ITEMS.
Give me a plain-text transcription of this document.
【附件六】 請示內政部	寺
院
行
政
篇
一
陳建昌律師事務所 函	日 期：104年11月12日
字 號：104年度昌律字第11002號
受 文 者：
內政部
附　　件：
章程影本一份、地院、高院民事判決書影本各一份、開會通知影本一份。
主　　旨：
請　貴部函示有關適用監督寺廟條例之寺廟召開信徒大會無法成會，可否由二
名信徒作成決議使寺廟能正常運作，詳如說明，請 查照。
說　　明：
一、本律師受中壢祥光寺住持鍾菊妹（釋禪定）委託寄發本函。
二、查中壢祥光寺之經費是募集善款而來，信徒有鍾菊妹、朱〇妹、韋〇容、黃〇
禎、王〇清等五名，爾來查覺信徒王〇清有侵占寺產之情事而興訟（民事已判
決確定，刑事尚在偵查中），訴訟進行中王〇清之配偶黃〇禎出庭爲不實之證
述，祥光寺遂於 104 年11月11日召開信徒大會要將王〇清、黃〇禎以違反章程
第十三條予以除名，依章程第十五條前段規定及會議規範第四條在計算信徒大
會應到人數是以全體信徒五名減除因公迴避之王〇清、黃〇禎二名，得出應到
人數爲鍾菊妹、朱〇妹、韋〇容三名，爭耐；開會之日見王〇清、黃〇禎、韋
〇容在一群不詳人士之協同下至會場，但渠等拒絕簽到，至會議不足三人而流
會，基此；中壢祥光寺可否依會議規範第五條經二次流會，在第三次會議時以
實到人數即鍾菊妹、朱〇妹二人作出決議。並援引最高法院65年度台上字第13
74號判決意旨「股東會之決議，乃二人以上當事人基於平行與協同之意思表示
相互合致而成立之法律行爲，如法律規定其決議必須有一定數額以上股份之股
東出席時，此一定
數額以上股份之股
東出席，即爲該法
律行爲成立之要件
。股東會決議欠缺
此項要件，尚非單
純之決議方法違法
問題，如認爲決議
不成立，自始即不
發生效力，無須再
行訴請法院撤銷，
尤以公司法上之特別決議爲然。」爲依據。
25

SHORT EXERCISE. Reproduce all data above, unchanged.

OUTPUT BELOW.
Give me a plain-text transcription of this document.
【附件六】 請示內政部	寺
院
行
政
篇
一
陳建昌律師事務所 函	日 期：104年11月12日
字 號：104年度昌律字第11002號
受 文 者：
內政部
附　　件：
章程影本一份、地院、高院民事判決書影本各一份、開會通知影本一份。
主　　旨：
請　貴部函示有關適用監督寺廟條例之寺廟召開信徒大會無法成會，可否由二
名信徒作成決議使寺廟能正常運作，詳如說明，請 查照。
說　　明：
一、本律師受中壢祥光寺住持鍾菊妹（釋禪定）委託寄發本函。
二、查中壢祥光寺之經費是募集善款而來，信徒有鍾菊妹、朱〇妹、韋〇容、黃〇
禎、王〇清等五名，爾來查覺信徒王〇清有侵占寺產之情事而興訟（民事已判
決確定，刑事尚在偵查中），訴訟進行中王〇清之配偶黃〇禎出庭爲不實之證
述，祥光寺遂於 104 年11月11日召開信徒大會要將王〇清、黃〇禎以違反章程
第十三條予以除名，依章程第十五條前段規定及會議規範第四條在計算信徒大
會應到人數是以全體信徒五名減除因公迴避之王〇清、黃〇禎二名，得出應到
人數爲鍾菊妹、朱〇妹、韋〇容三名，爭耐；開會之日見王〇清、黃〇禎、韋
〇容在一群不詳人士之協同下至會場，但渠等拒絕簽到，至會議不足三人而流
會，基此；中壢祥光寺可否依會議規範第五條經二次流會，在第三次會議時以
實到人數即鍾菊妹、朱〇妹二人作出決議。並援引最高法院65年度台上字第13
74號判決意旨「股東會之決議，乃二人以上當事人基於平行與協同之意思表示
相互合致而成立之法律行爲，如法律規定其決議必須有一定數額以上股份之股
東出席時，此一定
數額以上股份之股
東出席，即爲該法
律行爲成立之要件
。股東會決議欠缺
此項要件，尚非單
純之決議方法違法
問題，如認爲決議
不成立，自始即不
發生效力，無須再
行訴請法院撤銷，
尤以公司法上之特別決議爲然。」爲依據。
25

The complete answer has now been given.